Required work:
Scan the entries below for the word "this". Copy each line that has it.

>>

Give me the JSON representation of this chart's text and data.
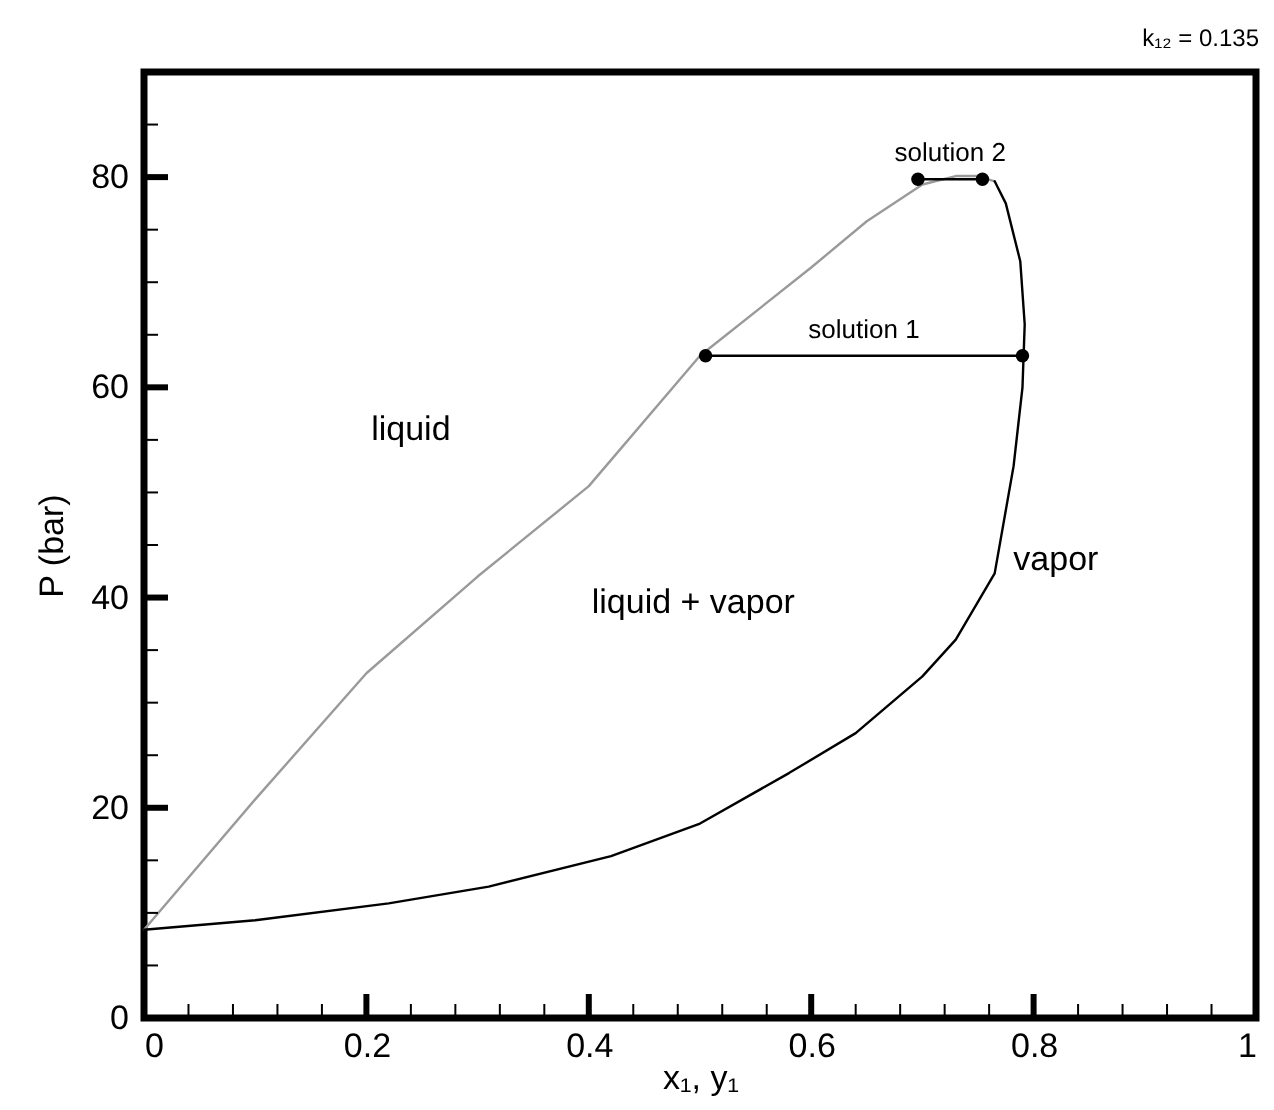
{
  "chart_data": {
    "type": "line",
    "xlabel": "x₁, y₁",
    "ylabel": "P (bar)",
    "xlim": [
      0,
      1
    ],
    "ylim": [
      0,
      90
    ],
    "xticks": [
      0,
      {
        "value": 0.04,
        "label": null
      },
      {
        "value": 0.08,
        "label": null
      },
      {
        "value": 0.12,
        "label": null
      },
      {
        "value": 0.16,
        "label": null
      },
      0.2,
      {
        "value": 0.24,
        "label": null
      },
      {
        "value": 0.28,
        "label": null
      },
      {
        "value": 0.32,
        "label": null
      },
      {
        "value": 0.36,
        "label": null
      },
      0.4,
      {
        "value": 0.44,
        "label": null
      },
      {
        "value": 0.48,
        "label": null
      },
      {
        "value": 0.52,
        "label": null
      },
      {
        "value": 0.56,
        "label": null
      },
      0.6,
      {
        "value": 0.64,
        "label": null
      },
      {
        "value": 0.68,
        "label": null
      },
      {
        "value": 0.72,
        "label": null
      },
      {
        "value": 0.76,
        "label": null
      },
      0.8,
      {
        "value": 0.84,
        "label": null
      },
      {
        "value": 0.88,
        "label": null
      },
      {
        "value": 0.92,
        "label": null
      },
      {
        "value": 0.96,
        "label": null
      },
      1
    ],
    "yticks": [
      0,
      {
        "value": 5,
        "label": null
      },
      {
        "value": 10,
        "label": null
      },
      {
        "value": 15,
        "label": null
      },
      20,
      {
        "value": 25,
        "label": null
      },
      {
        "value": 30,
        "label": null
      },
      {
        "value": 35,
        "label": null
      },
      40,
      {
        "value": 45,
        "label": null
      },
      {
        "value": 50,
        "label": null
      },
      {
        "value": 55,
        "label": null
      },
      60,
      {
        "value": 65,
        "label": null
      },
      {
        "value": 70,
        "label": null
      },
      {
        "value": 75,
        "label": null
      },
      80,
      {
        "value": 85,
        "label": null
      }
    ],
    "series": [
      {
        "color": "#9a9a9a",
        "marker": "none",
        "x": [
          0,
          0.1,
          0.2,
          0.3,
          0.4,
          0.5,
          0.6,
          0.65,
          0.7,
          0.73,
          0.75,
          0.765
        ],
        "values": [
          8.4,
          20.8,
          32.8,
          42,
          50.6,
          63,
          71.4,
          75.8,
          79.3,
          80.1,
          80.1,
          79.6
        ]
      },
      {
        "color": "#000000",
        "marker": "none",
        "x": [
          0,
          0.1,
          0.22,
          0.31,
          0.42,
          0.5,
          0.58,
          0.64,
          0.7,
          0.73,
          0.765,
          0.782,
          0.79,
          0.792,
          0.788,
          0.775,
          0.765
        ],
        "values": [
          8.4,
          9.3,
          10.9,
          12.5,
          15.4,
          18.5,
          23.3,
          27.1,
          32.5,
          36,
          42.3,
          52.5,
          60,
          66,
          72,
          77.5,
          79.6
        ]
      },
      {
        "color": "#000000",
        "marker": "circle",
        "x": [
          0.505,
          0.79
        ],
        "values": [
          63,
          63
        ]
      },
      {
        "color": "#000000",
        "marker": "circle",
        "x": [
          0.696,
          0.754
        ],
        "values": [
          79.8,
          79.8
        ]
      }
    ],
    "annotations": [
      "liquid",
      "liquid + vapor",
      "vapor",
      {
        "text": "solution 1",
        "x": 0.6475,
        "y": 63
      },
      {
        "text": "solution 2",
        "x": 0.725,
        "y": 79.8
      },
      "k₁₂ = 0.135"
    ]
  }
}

<<
>>

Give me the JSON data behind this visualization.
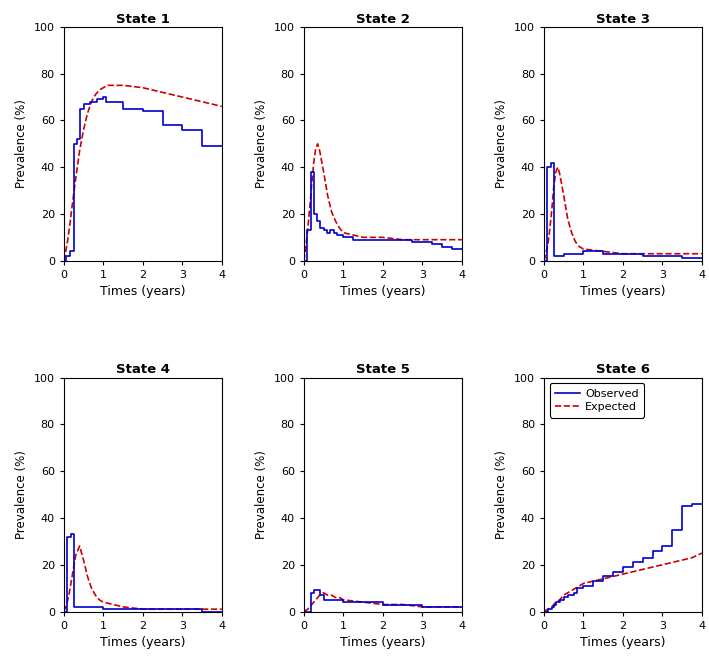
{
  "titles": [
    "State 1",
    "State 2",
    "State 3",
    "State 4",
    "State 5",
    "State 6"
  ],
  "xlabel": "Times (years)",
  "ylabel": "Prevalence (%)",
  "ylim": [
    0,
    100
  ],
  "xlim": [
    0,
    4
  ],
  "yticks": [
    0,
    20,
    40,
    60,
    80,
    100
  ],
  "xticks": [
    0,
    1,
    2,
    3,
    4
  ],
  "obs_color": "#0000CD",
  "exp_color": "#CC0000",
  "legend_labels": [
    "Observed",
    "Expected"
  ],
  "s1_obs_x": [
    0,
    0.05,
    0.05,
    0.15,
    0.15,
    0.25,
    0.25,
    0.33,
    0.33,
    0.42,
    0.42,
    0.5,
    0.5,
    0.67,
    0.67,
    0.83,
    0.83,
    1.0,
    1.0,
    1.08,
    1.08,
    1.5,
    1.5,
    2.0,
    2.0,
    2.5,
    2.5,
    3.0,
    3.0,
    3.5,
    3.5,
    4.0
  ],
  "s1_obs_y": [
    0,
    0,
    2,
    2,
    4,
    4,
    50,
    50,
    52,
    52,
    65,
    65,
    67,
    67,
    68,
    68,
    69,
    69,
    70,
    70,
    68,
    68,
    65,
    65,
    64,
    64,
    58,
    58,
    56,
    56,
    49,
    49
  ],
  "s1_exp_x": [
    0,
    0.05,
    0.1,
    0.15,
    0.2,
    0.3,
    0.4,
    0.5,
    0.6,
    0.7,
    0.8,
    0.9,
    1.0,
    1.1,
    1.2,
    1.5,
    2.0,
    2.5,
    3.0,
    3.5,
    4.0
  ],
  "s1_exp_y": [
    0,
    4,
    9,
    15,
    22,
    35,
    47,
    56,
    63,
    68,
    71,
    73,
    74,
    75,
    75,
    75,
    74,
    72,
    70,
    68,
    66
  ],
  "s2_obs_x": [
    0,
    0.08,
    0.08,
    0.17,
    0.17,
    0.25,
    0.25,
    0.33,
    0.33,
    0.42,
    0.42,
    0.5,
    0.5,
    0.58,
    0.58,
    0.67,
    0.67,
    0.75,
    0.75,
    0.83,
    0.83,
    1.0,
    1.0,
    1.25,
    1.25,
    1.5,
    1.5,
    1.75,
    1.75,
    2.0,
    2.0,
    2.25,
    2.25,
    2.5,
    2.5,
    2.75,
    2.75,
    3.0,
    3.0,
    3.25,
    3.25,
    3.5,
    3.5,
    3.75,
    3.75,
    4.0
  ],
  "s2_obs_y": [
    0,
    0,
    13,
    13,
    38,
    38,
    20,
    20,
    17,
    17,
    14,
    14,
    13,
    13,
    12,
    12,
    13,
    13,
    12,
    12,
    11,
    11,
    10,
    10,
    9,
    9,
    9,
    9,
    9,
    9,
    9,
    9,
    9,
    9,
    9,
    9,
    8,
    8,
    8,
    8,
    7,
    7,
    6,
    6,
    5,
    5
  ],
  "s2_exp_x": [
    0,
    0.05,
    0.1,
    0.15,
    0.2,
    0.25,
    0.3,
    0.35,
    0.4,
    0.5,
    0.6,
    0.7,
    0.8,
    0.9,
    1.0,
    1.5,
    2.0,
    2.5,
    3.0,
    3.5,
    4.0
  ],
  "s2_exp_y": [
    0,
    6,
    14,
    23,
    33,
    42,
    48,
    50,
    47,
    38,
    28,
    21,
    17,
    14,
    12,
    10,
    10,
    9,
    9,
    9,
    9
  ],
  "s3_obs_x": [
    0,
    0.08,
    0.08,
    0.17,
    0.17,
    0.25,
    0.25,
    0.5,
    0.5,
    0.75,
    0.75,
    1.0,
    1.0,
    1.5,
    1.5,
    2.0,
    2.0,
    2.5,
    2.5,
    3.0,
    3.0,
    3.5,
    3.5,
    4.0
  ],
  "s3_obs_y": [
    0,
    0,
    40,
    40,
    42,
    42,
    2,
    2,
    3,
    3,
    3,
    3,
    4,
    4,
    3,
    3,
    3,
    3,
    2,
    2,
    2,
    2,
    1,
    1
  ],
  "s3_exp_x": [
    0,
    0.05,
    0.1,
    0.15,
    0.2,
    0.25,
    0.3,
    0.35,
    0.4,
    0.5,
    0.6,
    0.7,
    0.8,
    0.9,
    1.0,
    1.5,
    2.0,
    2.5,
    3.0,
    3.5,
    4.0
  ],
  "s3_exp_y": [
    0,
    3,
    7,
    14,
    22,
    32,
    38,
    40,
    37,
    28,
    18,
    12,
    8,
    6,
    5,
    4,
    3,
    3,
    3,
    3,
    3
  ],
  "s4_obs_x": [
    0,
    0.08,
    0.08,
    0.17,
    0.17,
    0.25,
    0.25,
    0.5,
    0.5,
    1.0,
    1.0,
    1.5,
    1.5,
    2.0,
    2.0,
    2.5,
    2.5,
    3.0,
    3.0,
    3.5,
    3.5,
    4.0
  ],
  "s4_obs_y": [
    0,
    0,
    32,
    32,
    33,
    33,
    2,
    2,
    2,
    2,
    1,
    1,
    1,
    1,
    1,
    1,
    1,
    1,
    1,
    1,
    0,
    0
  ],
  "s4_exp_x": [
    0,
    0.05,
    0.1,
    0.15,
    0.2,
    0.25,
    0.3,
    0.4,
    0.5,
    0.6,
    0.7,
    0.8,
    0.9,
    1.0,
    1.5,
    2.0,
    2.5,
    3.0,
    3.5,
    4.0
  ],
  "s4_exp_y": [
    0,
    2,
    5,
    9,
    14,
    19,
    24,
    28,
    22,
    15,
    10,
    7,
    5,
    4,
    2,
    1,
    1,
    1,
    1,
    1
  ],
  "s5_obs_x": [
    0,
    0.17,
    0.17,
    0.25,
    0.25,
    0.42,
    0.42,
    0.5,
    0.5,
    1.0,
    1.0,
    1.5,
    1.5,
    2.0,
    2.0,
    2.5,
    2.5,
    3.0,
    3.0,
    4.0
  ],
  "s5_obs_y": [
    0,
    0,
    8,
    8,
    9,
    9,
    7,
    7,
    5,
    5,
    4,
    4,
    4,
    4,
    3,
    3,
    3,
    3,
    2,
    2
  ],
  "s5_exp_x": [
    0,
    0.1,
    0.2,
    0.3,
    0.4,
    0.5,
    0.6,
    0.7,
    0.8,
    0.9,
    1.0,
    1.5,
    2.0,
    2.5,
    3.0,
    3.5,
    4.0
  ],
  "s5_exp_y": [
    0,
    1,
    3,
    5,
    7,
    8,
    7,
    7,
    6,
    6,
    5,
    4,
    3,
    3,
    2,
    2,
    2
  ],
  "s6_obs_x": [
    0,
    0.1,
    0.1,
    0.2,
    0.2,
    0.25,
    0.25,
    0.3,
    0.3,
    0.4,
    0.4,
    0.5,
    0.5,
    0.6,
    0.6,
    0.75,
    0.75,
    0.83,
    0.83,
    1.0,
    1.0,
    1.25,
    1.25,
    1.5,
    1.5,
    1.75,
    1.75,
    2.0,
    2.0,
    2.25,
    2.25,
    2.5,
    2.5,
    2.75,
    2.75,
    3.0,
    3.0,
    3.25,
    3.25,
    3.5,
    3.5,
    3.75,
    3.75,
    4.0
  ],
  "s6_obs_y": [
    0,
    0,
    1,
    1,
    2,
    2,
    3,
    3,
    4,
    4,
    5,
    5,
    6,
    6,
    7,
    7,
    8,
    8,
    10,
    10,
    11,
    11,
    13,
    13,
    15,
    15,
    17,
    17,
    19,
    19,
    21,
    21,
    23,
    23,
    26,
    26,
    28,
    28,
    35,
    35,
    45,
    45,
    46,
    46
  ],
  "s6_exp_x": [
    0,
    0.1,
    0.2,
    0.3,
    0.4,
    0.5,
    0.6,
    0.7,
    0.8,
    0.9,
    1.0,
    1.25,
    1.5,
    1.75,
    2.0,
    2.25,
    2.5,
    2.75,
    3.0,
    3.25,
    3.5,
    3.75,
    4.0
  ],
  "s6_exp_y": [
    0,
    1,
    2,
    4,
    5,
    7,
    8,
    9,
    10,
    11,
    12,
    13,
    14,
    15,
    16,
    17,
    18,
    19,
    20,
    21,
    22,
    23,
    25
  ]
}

<<

The response:
Give me the JSON representation of this chart's text and data.
Give me the JSON data behind this visualization.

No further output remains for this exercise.